# [Your instructions]
Check every line below for the word "Acceleration" and copy each one that has it.

# [Entries shown]
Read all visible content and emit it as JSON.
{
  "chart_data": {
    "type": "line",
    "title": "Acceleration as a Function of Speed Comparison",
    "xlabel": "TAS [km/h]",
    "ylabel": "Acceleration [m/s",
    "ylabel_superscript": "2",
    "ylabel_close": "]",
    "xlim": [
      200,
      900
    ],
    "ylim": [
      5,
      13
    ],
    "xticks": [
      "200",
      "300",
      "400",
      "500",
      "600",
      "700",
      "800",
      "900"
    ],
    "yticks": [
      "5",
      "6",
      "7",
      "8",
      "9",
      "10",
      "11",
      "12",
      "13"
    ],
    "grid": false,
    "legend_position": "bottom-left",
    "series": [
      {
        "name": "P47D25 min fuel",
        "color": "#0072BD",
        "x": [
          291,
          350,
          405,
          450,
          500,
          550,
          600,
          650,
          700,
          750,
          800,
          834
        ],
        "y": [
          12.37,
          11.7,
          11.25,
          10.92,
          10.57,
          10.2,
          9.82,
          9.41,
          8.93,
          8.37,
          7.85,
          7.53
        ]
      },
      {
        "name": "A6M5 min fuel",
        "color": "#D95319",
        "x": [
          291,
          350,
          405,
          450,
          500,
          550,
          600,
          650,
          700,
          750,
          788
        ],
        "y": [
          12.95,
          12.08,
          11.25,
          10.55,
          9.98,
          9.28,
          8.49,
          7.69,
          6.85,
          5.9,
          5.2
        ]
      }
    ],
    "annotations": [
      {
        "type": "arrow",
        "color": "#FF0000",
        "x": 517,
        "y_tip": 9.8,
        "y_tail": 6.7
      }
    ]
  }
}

# [Written response]
    "title": "Acceleration as a Function of Speed Comparison",
    "ylabel": "Acceleration [m/s",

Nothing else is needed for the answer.